EXERCISE DETAILS:
Copy out each line that has "image" in it.

PROVIDED MATERIAL:

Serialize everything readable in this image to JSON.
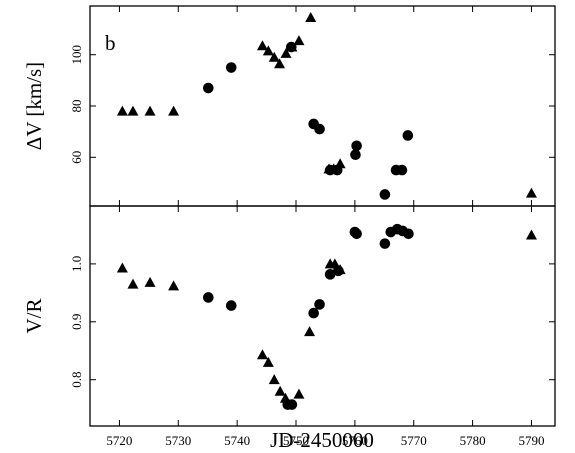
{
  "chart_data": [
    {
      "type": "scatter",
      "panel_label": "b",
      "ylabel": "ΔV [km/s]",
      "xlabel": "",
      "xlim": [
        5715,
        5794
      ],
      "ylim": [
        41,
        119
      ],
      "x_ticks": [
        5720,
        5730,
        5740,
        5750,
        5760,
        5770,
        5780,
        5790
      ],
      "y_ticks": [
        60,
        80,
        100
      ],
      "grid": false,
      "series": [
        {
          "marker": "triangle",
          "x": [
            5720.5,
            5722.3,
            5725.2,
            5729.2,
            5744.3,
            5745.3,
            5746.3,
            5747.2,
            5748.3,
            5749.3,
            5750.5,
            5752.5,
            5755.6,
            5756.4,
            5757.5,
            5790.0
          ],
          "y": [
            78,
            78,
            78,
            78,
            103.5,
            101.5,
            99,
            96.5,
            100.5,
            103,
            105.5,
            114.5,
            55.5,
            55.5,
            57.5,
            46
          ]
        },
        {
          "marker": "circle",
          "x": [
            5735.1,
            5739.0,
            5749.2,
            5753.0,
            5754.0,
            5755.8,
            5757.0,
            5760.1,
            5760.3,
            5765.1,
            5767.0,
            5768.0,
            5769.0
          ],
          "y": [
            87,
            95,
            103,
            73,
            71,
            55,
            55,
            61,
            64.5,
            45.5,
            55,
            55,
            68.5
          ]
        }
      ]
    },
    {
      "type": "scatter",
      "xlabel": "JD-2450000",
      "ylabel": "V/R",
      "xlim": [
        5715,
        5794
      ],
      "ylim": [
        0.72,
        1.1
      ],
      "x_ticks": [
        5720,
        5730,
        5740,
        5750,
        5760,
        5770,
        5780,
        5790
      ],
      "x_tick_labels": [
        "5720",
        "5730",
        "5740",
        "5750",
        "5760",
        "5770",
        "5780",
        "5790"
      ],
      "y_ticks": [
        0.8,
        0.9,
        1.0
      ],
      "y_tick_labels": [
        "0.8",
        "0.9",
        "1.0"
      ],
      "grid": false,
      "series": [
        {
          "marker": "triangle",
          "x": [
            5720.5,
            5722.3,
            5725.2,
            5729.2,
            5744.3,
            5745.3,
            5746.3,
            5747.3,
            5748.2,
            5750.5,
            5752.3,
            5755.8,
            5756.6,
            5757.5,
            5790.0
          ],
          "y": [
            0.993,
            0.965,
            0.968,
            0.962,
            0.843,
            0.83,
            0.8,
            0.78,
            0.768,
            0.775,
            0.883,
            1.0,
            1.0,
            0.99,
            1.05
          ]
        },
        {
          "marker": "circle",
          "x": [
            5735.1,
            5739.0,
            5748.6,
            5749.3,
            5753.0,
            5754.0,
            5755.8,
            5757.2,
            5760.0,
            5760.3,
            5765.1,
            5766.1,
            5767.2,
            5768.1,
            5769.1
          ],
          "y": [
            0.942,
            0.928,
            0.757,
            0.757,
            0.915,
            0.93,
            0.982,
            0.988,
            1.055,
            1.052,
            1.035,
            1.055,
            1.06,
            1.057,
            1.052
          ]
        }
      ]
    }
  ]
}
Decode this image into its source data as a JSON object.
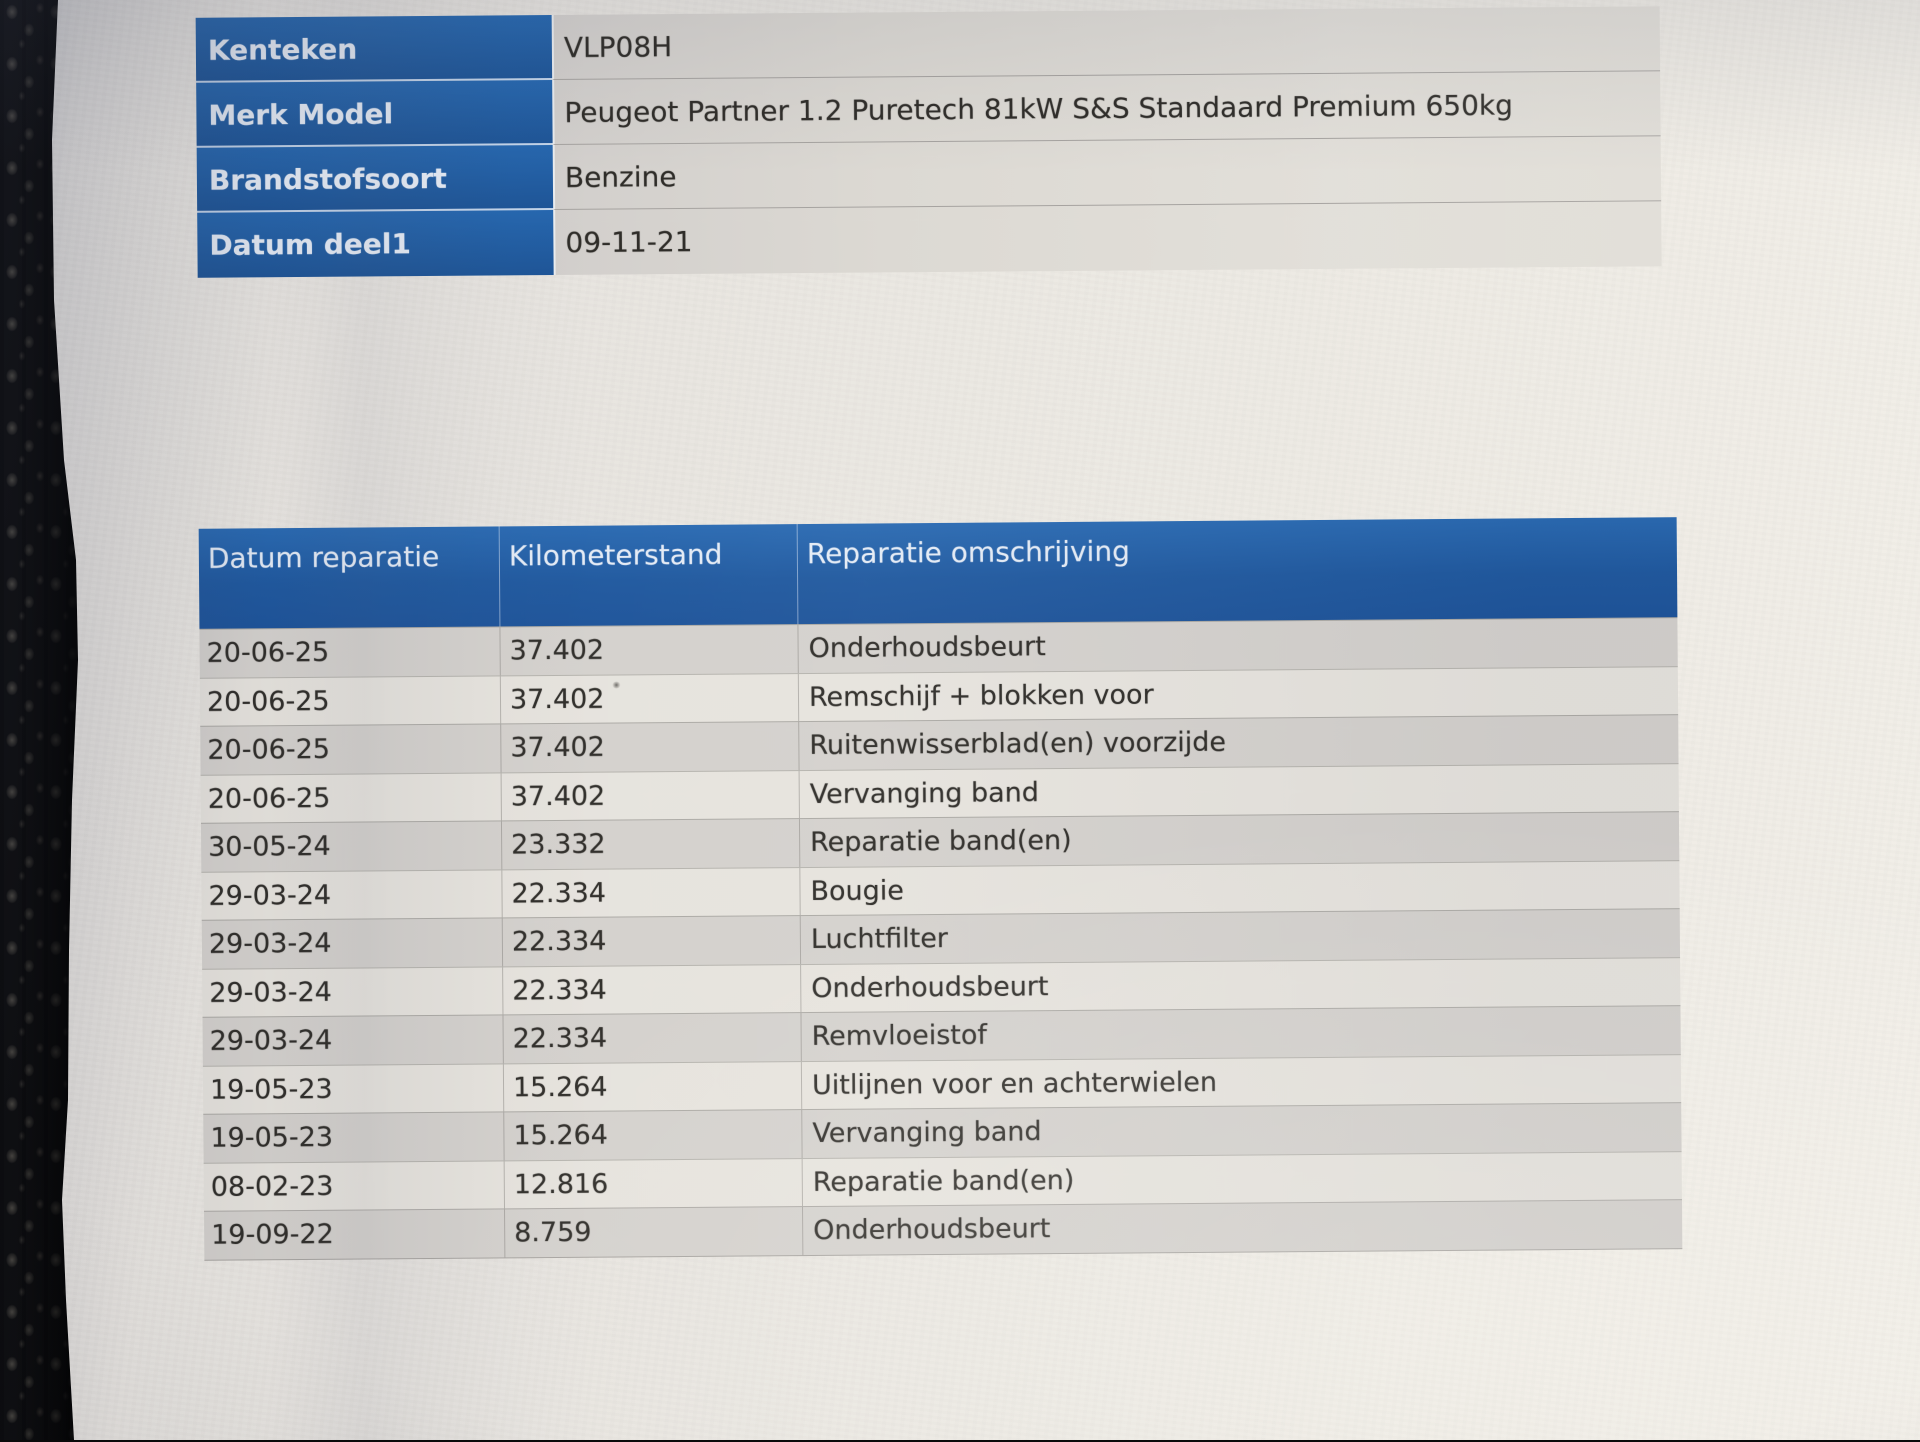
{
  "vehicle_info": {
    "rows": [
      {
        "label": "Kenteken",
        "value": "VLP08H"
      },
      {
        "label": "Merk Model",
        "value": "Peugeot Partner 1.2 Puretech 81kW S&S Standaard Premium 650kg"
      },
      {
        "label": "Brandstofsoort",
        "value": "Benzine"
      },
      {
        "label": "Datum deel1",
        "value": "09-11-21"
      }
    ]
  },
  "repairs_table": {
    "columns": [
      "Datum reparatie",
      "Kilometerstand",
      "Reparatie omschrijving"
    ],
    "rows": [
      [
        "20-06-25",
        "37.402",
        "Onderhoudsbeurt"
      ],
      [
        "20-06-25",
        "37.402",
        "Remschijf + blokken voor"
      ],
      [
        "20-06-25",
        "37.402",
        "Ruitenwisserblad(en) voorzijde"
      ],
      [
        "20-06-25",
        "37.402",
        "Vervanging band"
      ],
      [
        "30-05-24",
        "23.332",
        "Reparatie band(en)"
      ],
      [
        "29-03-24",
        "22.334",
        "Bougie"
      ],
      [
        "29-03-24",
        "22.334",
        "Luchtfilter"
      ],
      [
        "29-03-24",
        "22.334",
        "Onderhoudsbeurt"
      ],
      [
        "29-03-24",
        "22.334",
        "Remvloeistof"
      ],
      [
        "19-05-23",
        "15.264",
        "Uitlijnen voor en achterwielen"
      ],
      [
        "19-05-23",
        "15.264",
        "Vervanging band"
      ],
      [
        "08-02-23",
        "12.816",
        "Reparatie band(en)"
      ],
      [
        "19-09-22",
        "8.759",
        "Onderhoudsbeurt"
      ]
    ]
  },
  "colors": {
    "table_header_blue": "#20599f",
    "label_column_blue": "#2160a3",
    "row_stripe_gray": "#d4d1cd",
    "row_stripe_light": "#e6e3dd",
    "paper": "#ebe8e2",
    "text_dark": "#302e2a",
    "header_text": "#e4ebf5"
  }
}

RESPONSE TO THE TASK:
Serialize everything readable in this image to JSON.
Decode this image into its source data as a JSON object.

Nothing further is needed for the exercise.